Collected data
↓

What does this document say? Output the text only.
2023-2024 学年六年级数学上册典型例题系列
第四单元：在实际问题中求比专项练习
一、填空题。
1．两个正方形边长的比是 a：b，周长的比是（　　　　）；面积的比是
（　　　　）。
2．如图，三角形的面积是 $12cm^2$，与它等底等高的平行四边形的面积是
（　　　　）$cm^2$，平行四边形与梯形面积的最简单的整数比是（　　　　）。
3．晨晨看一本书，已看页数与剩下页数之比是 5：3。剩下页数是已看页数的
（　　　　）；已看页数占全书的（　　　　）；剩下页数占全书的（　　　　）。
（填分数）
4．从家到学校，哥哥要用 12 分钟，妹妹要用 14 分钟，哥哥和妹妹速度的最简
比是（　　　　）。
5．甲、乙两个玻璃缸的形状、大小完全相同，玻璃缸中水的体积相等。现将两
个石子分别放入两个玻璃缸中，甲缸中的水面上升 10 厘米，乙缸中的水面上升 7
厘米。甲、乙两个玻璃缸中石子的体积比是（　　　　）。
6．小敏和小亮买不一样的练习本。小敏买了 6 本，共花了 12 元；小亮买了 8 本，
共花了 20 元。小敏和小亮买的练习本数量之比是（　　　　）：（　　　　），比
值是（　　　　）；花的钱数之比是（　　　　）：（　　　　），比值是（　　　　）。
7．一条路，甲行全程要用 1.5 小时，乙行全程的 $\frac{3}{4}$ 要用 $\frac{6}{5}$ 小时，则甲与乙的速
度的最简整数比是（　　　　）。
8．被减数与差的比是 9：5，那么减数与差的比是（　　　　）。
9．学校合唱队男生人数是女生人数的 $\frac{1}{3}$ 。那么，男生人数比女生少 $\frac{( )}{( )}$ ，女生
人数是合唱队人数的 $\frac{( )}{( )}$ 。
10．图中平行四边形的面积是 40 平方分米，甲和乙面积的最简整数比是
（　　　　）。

↑

WRITTEN PROBLEM - Every line above needs to be retyped exactly.

TASK SOLUTION -
What does this document say? Output the text only.
2023-2024 学年六年级数学上册典型例题系列
第四单元：在实际问题中求比专项练习
一、填空题。
1．两个正方形边长的比是 a：b，周长的比是（　　　　）；面积的比是
（　　　　）。
2．如图，三角形的面积是 $12cm^2$，与它等底等高的平行四边形的面积是
（　　　　）$cm^2$，平行四边形与梯形面积的最简单的整数比是（　　　　）。
3．晨晨看一本书，已看页数与剩下页数之比是 5：3。剩下页数是已看页数的
（　　　　）；已看页数占全书的（　　　　）；剩下页数占全书的（　　　　）。
（填分数）
4．从家到学校，哥哥要用 12 分钟，妹妹要用 14 分钟，哥哥和妹妹速度的最简
比是（　　　　）。
5．甲、乙两个玻璃缸的形状、大小完全相同，玻璃缸中水的体积相等。现将两
个石子分别放入两个玻璃缸中，甲缸中的水面上升 10 厘米，乙缸中的水面上升 7
厘米。甲、乙两个玻璃缸中石子的体积比是（　　　　）。
6．小敏和小亮买不一样的练习本。小敏买了 6 本，共花了 12 元；小亮买了 8 本，
共花了 20 元。小敏和小亮买的练习本数量之比是（　　　　）：（　　　　），比
值是（　　　　）；花的钱数之比是（　　　　）：（　　　　），比值是（　　　　）。
7．一条路，甲行全程要用 1.5 小时，乙行全程的 $\frac{3}{4}$ 要用 $\frac{6}{5}$ 小时，则甲与乙的速
度的最简整数比是（　　　　）。
8．被减数与差的比是 9：5，那么减数与差的比是（　　　　）。
9．学校合唱队男生人数是女生人数的 $\frac{1}{3}$ 。那么，男生人数比女生少 $\frac{( )}{( )}$ ，女生
人数是合唱队人数的 $\frac{( )}{( )}$ 。
10．图中平行四边形的面积是 40 平方分米，甲和乙面积的最简整数比是
（　　　　）。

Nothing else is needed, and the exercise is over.